▶ _Work to complete_
Find "Type out the text in this image." in the material below, then copy that line and every subsequent line to the end, exactly.

*** Provided data ***

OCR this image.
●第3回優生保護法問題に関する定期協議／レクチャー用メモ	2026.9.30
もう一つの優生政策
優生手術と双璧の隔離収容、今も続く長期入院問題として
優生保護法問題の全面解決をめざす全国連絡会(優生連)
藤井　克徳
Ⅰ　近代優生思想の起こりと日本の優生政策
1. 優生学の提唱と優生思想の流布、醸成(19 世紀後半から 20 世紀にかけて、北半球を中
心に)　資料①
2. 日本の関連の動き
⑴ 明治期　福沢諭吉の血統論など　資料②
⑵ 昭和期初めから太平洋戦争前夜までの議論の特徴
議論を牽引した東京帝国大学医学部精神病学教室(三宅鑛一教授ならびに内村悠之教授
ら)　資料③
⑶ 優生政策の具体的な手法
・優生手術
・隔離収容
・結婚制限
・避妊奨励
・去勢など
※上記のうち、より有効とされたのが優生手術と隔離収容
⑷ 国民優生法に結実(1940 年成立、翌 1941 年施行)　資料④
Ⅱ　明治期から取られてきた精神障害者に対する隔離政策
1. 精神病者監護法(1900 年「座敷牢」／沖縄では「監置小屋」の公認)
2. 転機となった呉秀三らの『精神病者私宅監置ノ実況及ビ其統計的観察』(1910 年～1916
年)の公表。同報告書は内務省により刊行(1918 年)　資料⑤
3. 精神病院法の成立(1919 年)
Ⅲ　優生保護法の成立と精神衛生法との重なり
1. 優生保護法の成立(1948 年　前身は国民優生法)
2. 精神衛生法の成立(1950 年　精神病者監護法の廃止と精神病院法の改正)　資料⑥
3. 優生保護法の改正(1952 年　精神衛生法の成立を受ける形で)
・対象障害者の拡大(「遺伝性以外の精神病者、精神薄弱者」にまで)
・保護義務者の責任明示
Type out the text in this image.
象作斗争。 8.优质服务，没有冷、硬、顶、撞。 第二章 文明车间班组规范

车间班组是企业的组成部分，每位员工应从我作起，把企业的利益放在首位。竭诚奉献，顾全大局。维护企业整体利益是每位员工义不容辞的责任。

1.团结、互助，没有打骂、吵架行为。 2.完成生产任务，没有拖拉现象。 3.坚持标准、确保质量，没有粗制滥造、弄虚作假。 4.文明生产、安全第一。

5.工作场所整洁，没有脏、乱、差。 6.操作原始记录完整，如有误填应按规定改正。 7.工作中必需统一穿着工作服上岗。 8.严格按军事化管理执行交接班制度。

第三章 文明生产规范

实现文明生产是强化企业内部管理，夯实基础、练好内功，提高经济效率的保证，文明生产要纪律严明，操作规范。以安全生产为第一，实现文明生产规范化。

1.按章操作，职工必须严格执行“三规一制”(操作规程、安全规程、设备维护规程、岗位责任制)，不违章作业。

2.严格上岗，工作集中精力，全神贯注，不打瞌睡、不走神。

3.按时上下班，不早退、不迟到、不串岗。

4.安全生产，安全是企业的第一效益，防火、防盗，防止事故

***

▶ _Final answer_
Type out the text in this image.
象作斗争。 8.优质服务，没有冷、硬、顶、撞。 第二章 文明车间班组规范

车间班组是企业的组成部分，每位员工应从我作起，把企业的利益放在首位。竭诚奉献，顾全大局。维护企业整体利益是每位员工义不容辞的责任。

1.团结、互助，没有打骂、吵架行为。 2.完成生产任务，没有拖拉现象。 3.坚持标准、确保质量，没有粗制滥造、弄虚作假。 4.文明生产、安全第一。

5.工作场所整洁，没有脏、乱、差。 6.操作原始记录完整，如有误填应按规定改正。 7.工作中必需统一穿着工作服上岗。 8.严格按军事化管理执行交接班制度。

第三章 文明生产规范

实现文明生产是强化企业内部管理，夯实基础、练好内功，提高经济效率的保证，文明生产要纪律严明，操作规范。以安全生产为第一，实现文明生产规范化。

1.按章操作，职工必须严格执行“三规一制”(操作规程、安全规程、设备维护规程、岗位责任制)，不违章作业。

2.严格上岗，工作集中精力，全神贯注，不打瞌睡、不走神。

3.按时上下班，不早退、不迟到、不串岗。

4.安全生产，安全是企业的第一效益，防火、防盗，防止事故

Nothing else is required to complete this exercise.